Start of Supplied material
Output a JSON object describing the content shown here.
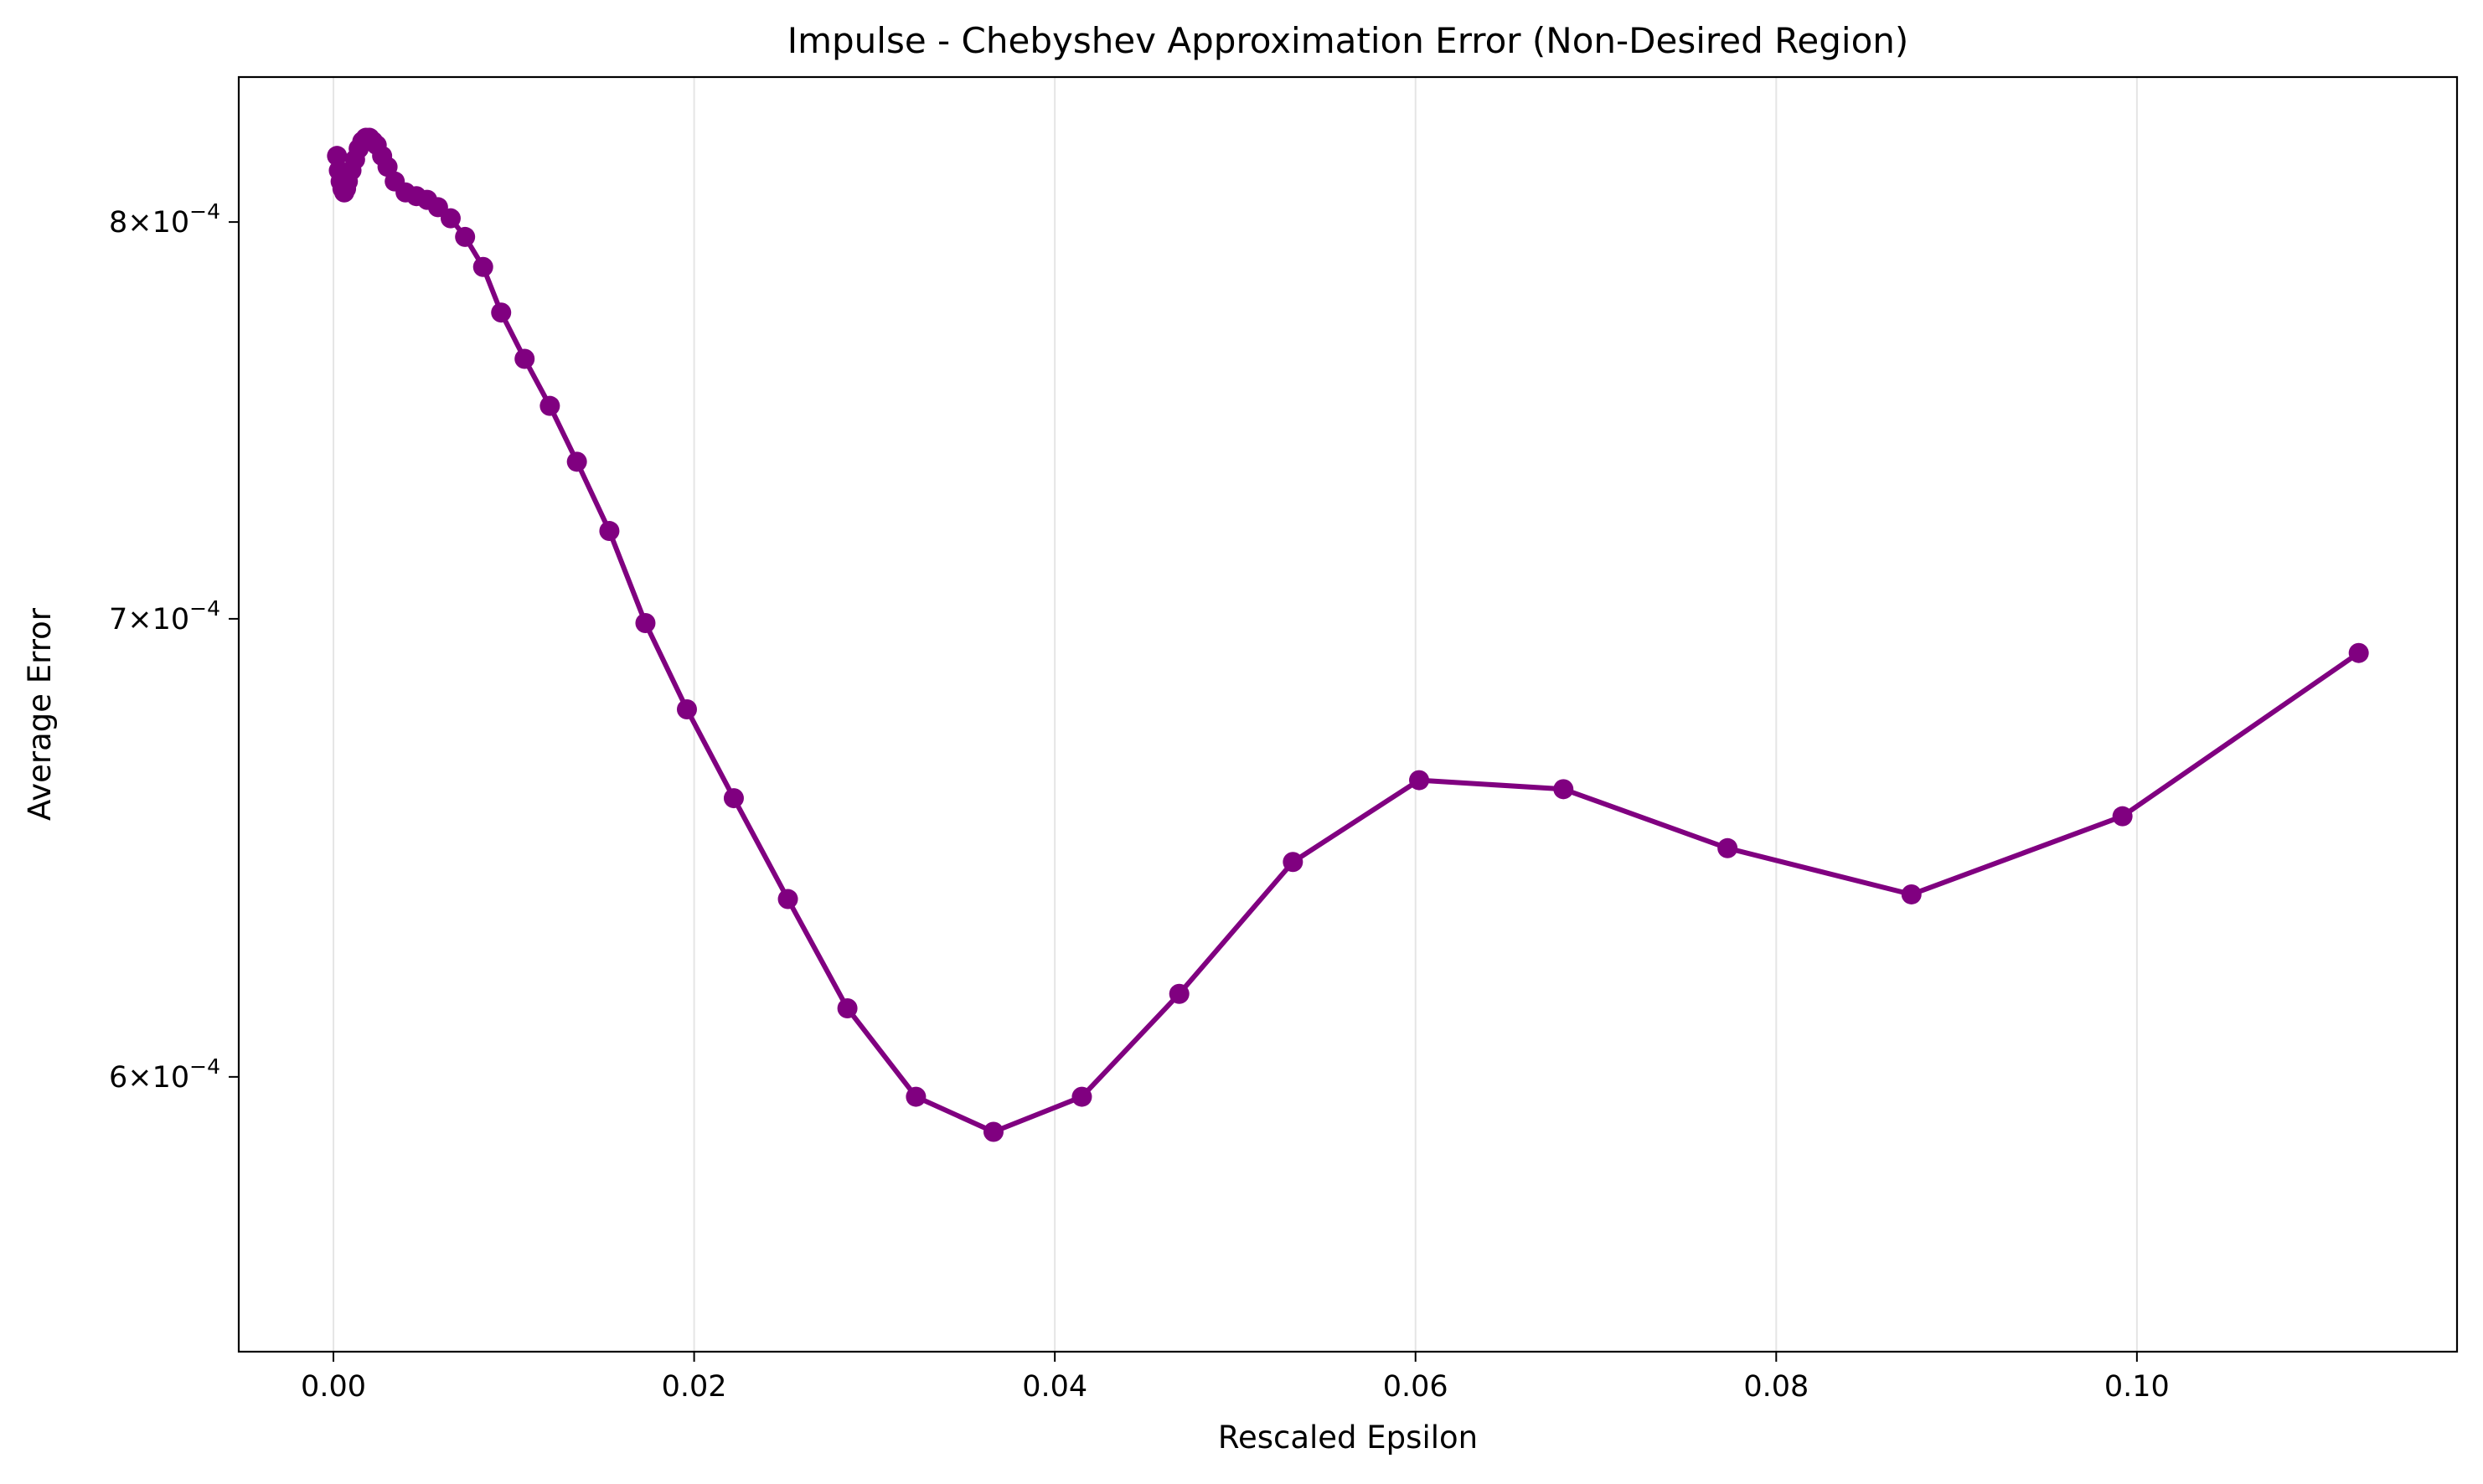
{
  "chart_data": {
    "type": "line",
    "title": "Impulse - Chebyshev Approximation Error (Non-Desired Region)",
    "xlabel": "Rescaled Epsilon",
    "ylabel": "Average Error",
    "xlim": [
      -0.00525,
      0.11775
    ],
    "ylim": [
      0.000547,
      0.00084
    ],
    "yscale": "log",
    "grid": "x-axis only",
    "line_color": "#800080",
    "grid_color": "#e5e5e5",
    "xticks": [
      {
        "value": 0.0,
        "label": "0.00"
      },
      {
        "value": 0.02,
        "label": "0.02"
      },
      {
        "value": 0.04,
        "label": "0.04"
      },
      {
        "value": 0.06,
        "label": "0.06"
      },
      {
        "value": 0.08,
        "label": "0.08"
      },
      {
        "value": 0.1,
        "label": "0.10"
      }
    ],
    "yticks": [
      {
        "value": 0.0006,
        "mantissa": "6",
        "exponent": "−4"
      },
      {
        "value": 0.0007,
        "mantissa": "7",
        "exponent": "−4"
      },
      {
        "value": 0.0008,
        "mantissa": "8",
        "exponent": "−4"
      }
    ],
    "series": [
      {
        "x": [
          0.0002,
          0.0003,
          0.0004,
          0.0005,
          0.0006,
          0.0007,
          0.0008,
          0.001,
          0.0012,
          0.0014,
          0.0016,
          0.0018,
          0.002,
          0.0022,
          0.0024,
          0.0027,
          0.003,
          0.0034,
          0.004,
          0.0046,
          0.0052,
          0.0058,
          0.0065,
          0.0073,
          0.0083,
          0.0093,
          0.0106,
          0.012,
          0.0135,
          0.0153,
          0.0173,
          0.0196,
          0.0222,
          0.0252,
          0.0285,
          0.0323,
          0.0366,
          0.0415,
          0.0469,
          0.0532,
          0.0602,
          0.0682,
          0.0773,
          0.0875,
          0.0992,
          0.1123
        ],
        "y": [
          0.000818,
          0.000814,
          0.000811,
          0.000809,
          0.000808,
          0.000809,
          0.000811,
          0.000814,
          0.000817,
          0.00082,
          0.000822,
          0.000823,
          0.000823,
          0.000822,
          0.000821,
          0.000818,
          0.000815,
          0.000811,
          0.000808,
          0.000807,
          0.000806,
          0.000804,
          0.000801,
          0.000796,
          0.000788,
          0.000776,
          0.000764,
          0.000752,
          0.000738,
          0.000721,
          0.000699,
          0.000679,
          0.000659,
          0.000637,
          0.000614,
          0.000596,
          0.000589,
          0.000596,
          0.000617,
          0.000645,
          0.000663,
          0.000661,
          0.000648,
          0.000638,
          0.000655,
          0.000692
        ]
      }
    ]
  }
}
End of Supplied material
Set problem – Reproduce the listing exactly. Leave its pictures out.

Task output –
Output a JSON object describing the content shown here.
{
  "chart_data": {
    "type": "line",
    "title": "Impulse - Chebyshev Approximation Error (Non-Desired Region)",
    "xlabel": "Rescaled Epsilon",
    "ylabel": "Average Error",
    "xlim": [
      -0.00525,
      0.11775
    ],
    "ylim": [
      0.000547,
      0.00084
    ],
    "yscale": "log",
    "grid": "x-axis only",
    "line_color": "#800080",
    "grid_color": "#e5e5e5",
    "xticks": [
      {
        "value": 0.0,
        "label": "0.00"
      },
      {
        "value": 0.02,
        "label": "0.02"
      },
      {
        "value": 0.04,
        "label": "0.04"
      },
      {
        "value": 0.06,
        "label": "0.06"
      },
      {
        "value": 0.08,
        "label": "0.08"
      },
      {
        "value": 0.1,
        "label": "0.10"
      }
    ],
    "yticks": [
      {
        "value": 0.0006,
        "mantissa": "6",
        "exponent": "−4"
      },
      {
        "value": 0.0007,
        "mantissa": "7",
        "exponent": "−4"
      },
      {
        "value": 0.0008,
        "mantissa": "8",
        "exponent": "−4"
      }
    ],
    "series": [
      {
        "x": [
          0.0002,
          0.0003,
          0.0004,
          0.0005,
          0.0006,
          0.0007,
          0.0008,
          0.001,
          0.0012,
          0.0014,
          0.0016,
          0.0018,
          0.002,
          0.0022,
          0.0024,
          0.0027,
          0.003,
          0.0034,
          0.004,
          0.0046,
          0.0052,
          0.0058,
          0.0065,
          0.0073,
          0.0083,
          0.0093,
          0.0106,
          0.012,
          0.0135,
          0.0153,
          0.0173,
          0.0196,
          0.0222,
          0.0252,
          0.0285,
          0.0323,
          0.0366,
          0.0415,
          0.0469,
          0.0532,
          0.0602,
          0.0682,
          0.0773,
          0.0875,
          0.0992,
          0.1123
        ],
        "y": [
          0.000818,
          0.000814,
          0.000811,
          0.000809,
          0.000808,
          0.000809,
          0.000811,
          0.000814,
          0.000817,
          0.00082,
          0.000822,
          0.000823,
          0.000823,
          0.000822,
          0.000821,
          0.000818,
          0.000815,
          0.000811,
          0.000808,
          0.000807,
          0.000806,
          0.000804,
          0.000801,
          0.000796,
          0.000788,
          0.000776,
          0.000764,
          0.000752,
          0.000738,
          0.000721,
          0.000699,
          0.000679,
          0.000659,
          0.000637,
          0.000614,
          0.000596,
          0.000589,
          0.000596,
          0.000617,
          0.000645,
          0.000663,
          0.000661,
          0.000648,
          0.000638,
          0.000655,
          0.000692
        ]
      }
    ]
  }
}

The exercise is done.